+++ DATA FOR THIS EXERCISE
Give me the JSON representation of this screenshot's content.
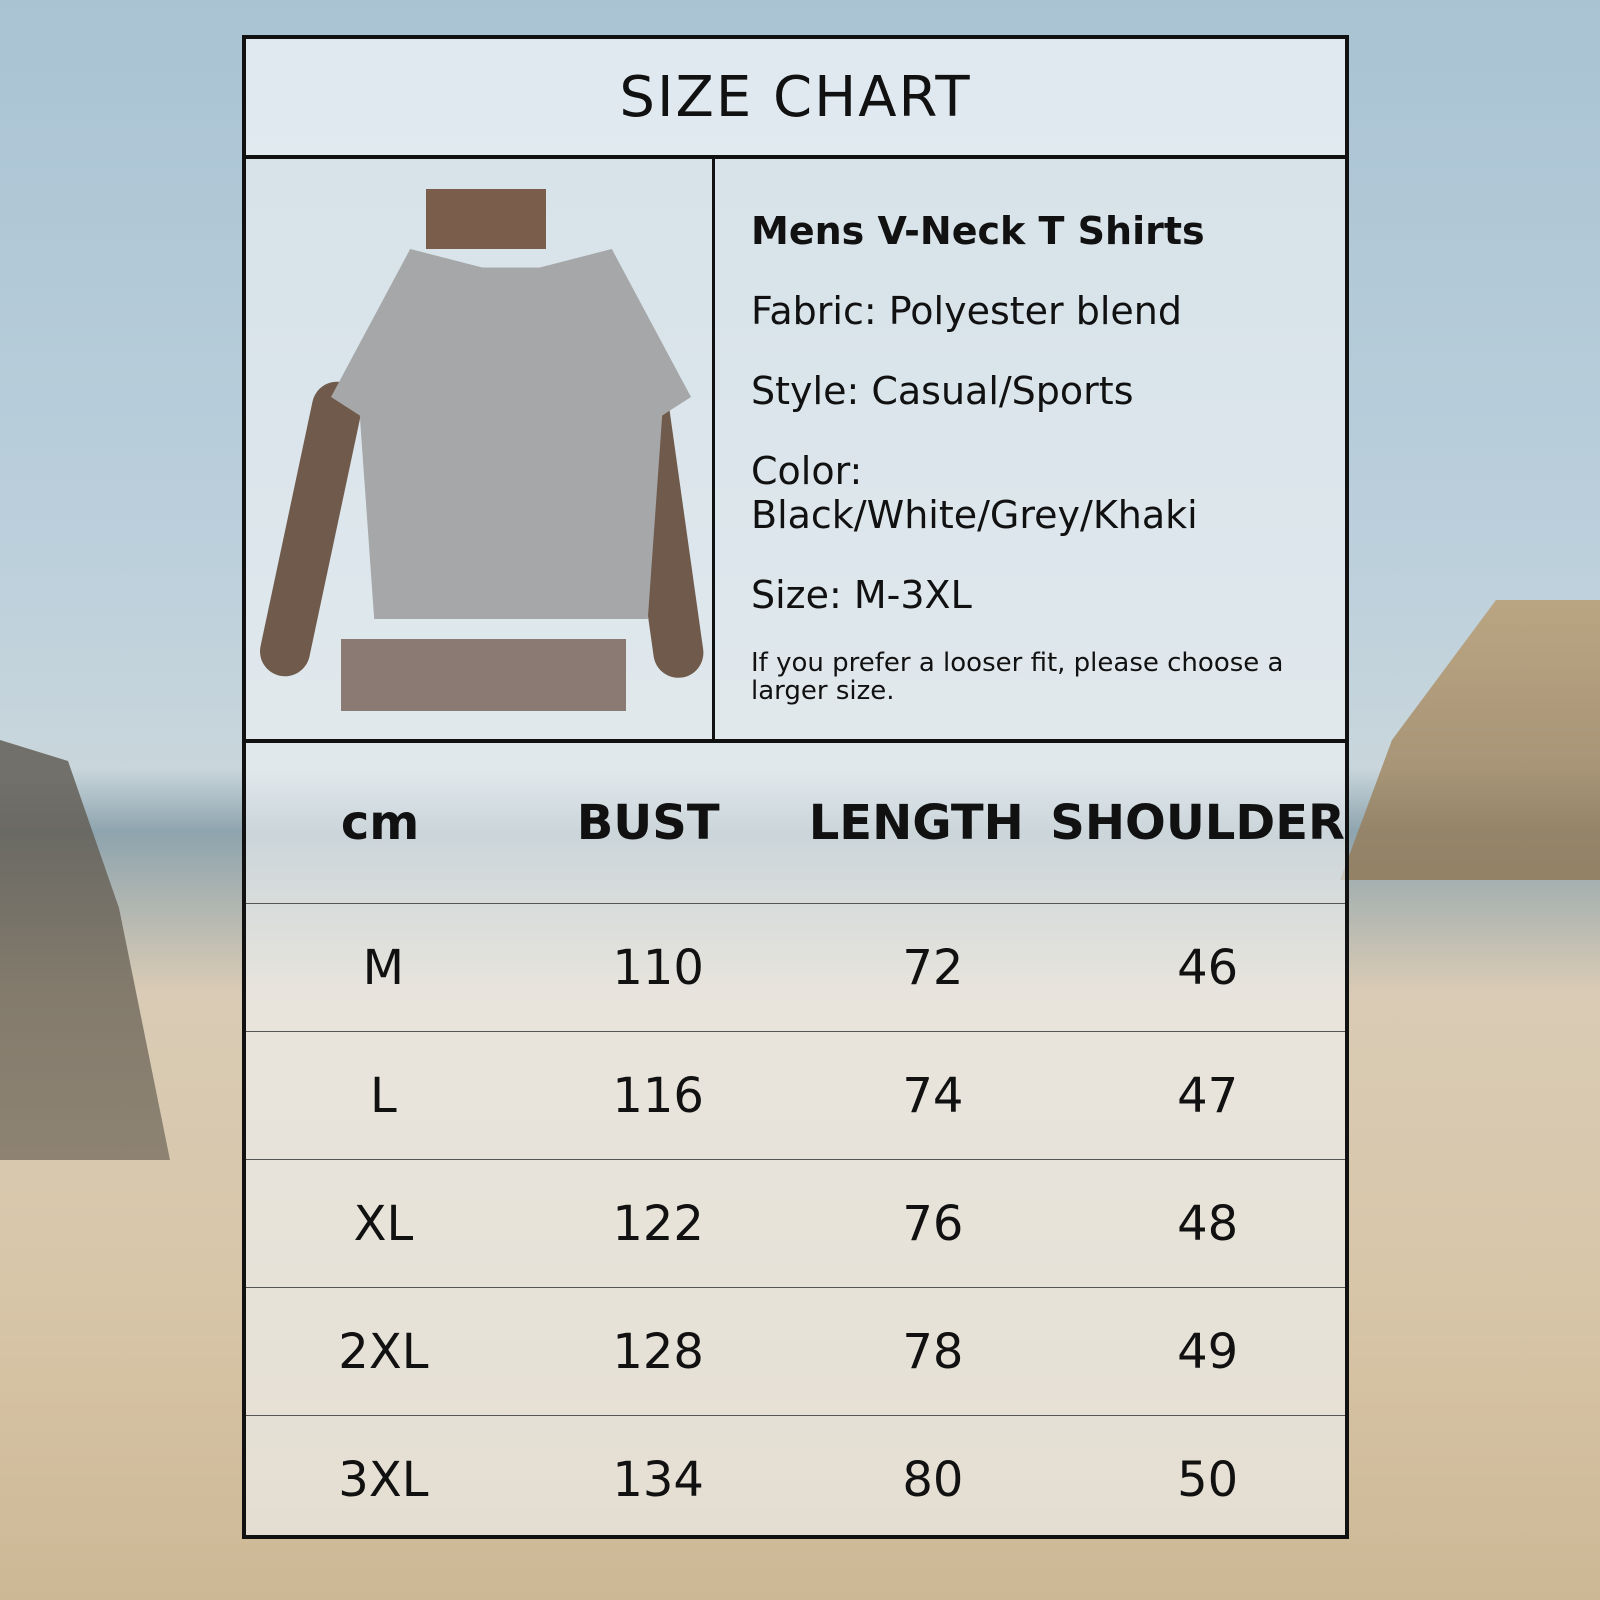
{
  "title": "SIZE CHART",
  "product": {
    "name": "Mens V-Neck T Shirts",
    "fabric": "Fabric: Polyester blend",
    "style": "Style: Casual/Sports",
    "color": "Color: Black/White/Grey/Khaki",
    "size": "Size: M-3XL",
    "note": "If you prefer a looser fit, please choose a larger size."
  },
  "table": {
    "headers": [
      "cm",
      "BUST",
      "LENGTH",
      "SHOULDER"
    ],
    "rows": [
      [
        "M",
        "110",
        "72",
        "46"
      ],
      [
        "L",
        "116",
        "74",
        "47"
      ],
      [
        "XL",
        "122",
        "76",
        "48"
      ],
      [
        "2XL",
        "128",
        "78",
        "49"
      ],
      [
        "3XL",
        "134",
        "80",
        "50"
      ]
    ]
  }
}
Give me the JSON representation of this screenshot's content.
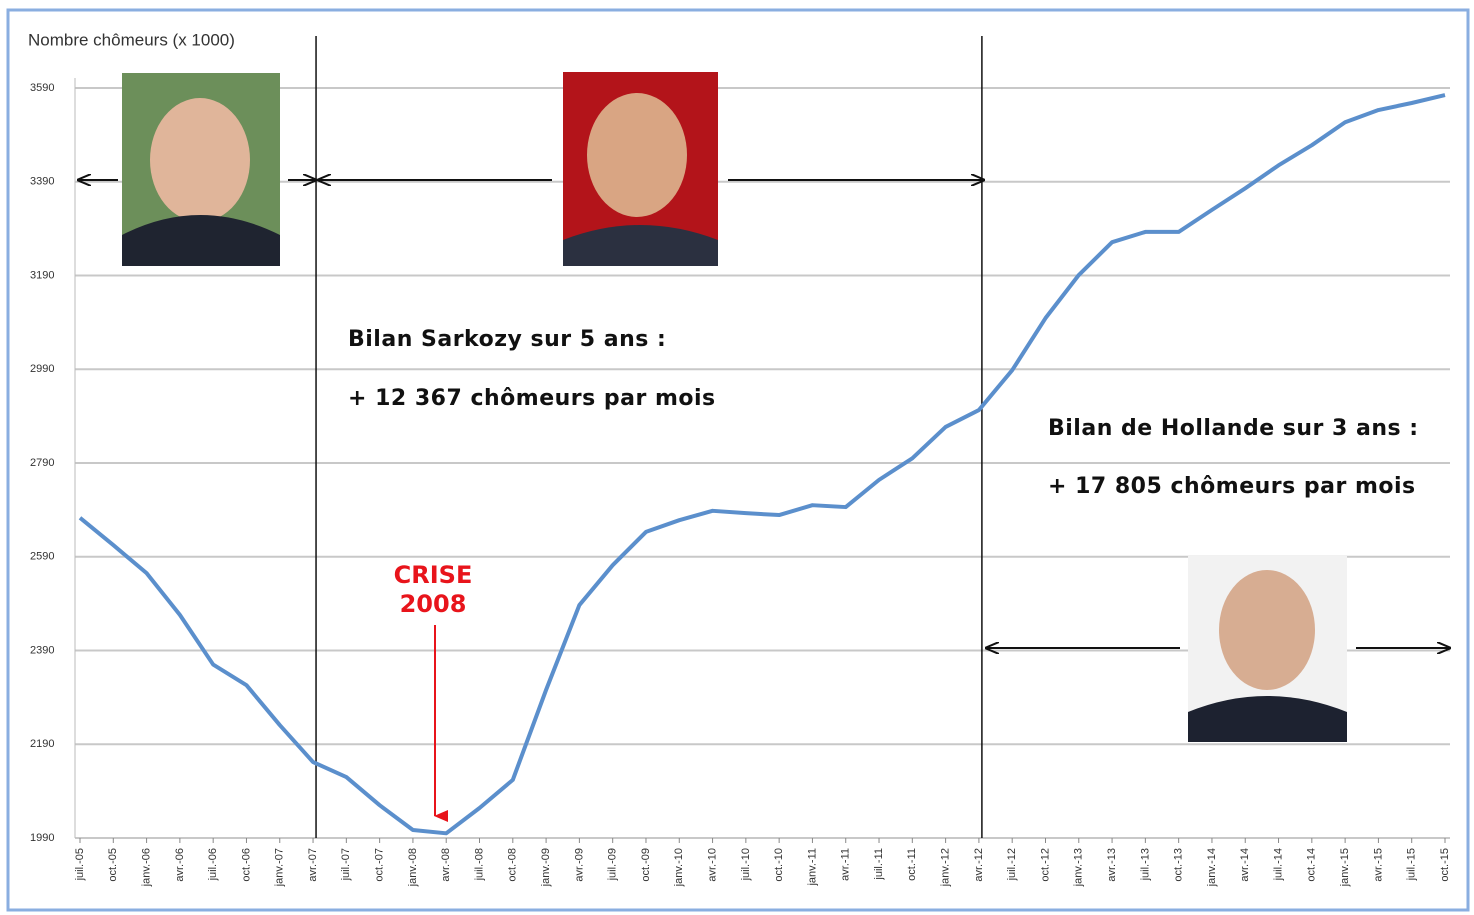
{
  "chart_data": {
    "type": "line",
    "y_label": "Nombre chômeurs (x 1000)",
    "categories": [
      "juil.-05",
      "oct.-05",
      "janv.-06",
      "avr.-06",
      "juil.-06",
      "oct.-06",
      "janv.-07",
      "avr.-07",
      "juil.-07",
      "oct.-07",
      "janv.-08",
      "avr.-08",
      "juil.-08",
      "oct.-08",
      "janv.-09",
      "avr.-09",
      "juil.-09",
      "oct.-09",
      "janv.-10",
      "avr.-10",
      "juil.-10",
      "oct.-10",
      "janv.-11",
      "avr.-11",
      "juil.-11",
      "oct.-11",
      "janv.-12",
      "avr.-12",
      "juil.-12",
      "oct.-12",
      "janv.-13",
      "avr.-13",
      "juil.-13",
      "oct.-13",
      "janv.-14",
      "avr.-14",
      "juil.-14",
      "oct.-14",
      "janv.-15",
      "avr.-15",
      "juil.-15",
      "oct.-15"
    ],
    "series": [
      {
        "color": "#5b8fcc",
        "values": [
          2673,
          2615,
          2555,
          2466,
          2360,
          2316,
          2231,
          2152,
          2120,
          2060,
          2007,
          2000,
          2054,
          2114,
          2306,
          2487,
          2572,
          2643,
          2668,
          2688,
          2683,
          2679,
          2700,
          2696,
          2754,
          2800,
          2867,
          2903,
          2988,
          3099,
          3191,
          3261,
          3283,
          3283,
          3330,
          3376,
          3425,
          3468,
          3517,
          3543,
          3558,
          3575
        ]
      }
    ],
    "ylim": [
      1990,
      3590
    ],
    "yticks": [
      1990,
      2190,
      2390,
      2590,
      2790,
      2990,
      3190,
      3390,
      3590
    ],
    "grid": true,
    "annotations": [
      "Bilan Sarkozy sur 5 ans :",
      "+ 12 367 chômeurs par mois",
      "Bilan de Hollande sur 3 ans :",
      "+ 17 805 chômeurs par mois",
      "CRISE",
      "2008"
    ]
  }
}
++++++
#### GOAL:
Reproduce each line exactly as it appears, omitting the pictures.

#### COMPLETE RESPONSE:
Give me the JSON representation of this screenshot's content.
{
  "title": "SIZE CHART",
  "product": {
    "name": "Mens V-Neck T Shirts",
    "fabric": "Fabric: Polyester blend",
    "style": "Style: Casual/Sports",
    "color": "Color: Black/White/Grey/Khaki",
    "size": "Size: M-3XL",
    "note": "If you prefer a looser fit, please choose a larger size."
  },
  "table": {
    "headers": [
      "cm",
      "BUST",
      "LENGTH",
      "SHOULDER"
    ],
    "rows": [
      [
        "M",
        "110",
        "72",
        "46"
      ],
      [
        "L",
        "116",
        "74",
        "47"
      ],
      [
        "XL",
        "122",
        "76",
        "48"
      ],
      [
        "2XL",
        "128",
        "78",
        "49"
      ],
      [
        "3XL",
        "134",
        "80",
        "50"
      ]
    ]
  }
}
Give me the JSON representation of this screenshot's content.
{
  "chart_data": {
    "type": "line",
    "y_label": "Nombre chômeurs (x 1000)",
    "categories": [
      "juil.-05",
      "oct.-05",
      "janv.-06",
      "avr.-06",
      "juil.-06",
      "oct.-06",
      "janv.-07",
      "avr.-07",
      "juil.-07",
      "oct.-07",
      "janv.-08",
      "avr.-08",
      "juil.-08",
      "oct.-08",
      "janv.-09",
      "avr.-09",
      "juil.-09",
      "oct.-09",
      "janv.-10",
      "avr.-10",
      "juil.-10",
      "oct.-10",
      "janv.-11",
      "avr.-11",
      "juil.-11",
      "oct.-11",
      "janv.-12",
      "avr.-12",
      "juil.-12",
      "oct.-12",
      "janv.-13",
      "avr.-13",
      "juil.-13",
      "oct.-13",
      "janv.-14",
      "avr.-14",
      "juil.-14",
      "oct.-14",
      "janv.-15",
      "avr.-15",
      "juil.-15",
      "oct.-15"
    ],
    "series": [
      {
        "color": "#5b8fcc",
        "values": [
          2673,
          2615,
          2555,
          2466,
          2360,
          2316,
          2231,
          2152,
          2120,
          2060,
          2007,
          2000,
          2054,
          2114,
          2306,
          2487,
          2572,
          2643,
          2668,
          2688,
          2683,
          2679,
          2700,
          2696,
          2754,
          2800,
          2867,
          2903,
          2988,
          3099,
          3191,
          3261,
          3283,
          3283,
          3330,
          3376,
          3425,
          3468,
          3517,
          3543,
          3558,
          3575
        ]
      }
    ],
    "ylim": [
      1990,
      3590
    ],
    "yticks": [
      1990,
      2190,
      2390,
      2590,
      2790,
      2990,
      3190,
      3390,
      3590
    ],
    "grid": true,
    "annotations": [
      "Bilan Sarkozy sur 5 ans :",
      "+ 12 367 chômeurs par mois",
      "Bilan de Hollande sur 3 ans :",
      "+ 17 805 chômeurs par mois",
      "CRISE",
      "2008"
    ]
  }
}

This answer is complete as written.